- [Work required]: Tally every line of the listing below that holds "NaSCN", then give the tally alone.

- [The records]:

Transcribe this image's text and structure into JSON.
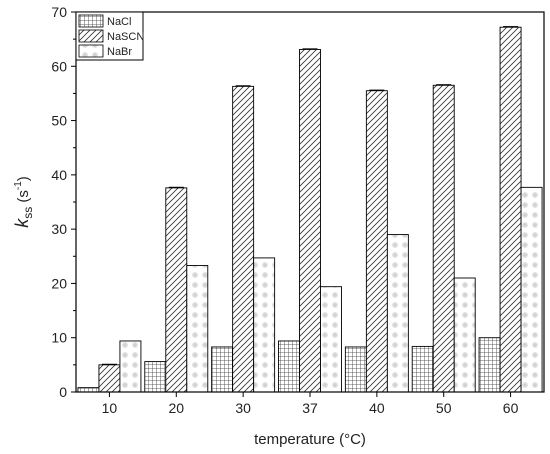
{
  "chart_data": {
    "type": "bar",
    "categories": [
      "10",
      "20",
      "30",
      "37",
      "40",
      "50",
      "60"
    ],
    "series": [
      {
        "name": "NaCl",
        "values": [
          0.8,
          5.6,
          8.3,
          9.4,
          8.3,
          8.4,
          10.0
        ]
      },
      {
        "name": "NaSCN",
        "values": [
          5.0,
          37.6,
          56.3,
          63.1,
          55.5,
          56.5,
          67.2
        ]
      },
      {
        "name": "NaBr",
        "values": [
          9.4,
          23.3,
          24.7,
          19.4,
          29.0,
          21.0,
          37.7
        ]
      }
    ],
    "xlabel": "temperature (°C)",
    "ylabel": {
      "base": "k",
      "sub": "ss",
      "unit_open": " (s",
      "sup": "-1",
      "unit_close": ")"
    },
    "ylim": [
      0,
      70
    ],
    "yticks": [
      0,
      10,
      20,
      30,
      40,
      50,
      60,
      70
    ],
    "legend_position": "top-left",
    "grid": false,
    "error_bars": "small, on NaSCN bars"
  }
}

- [Written response]: 2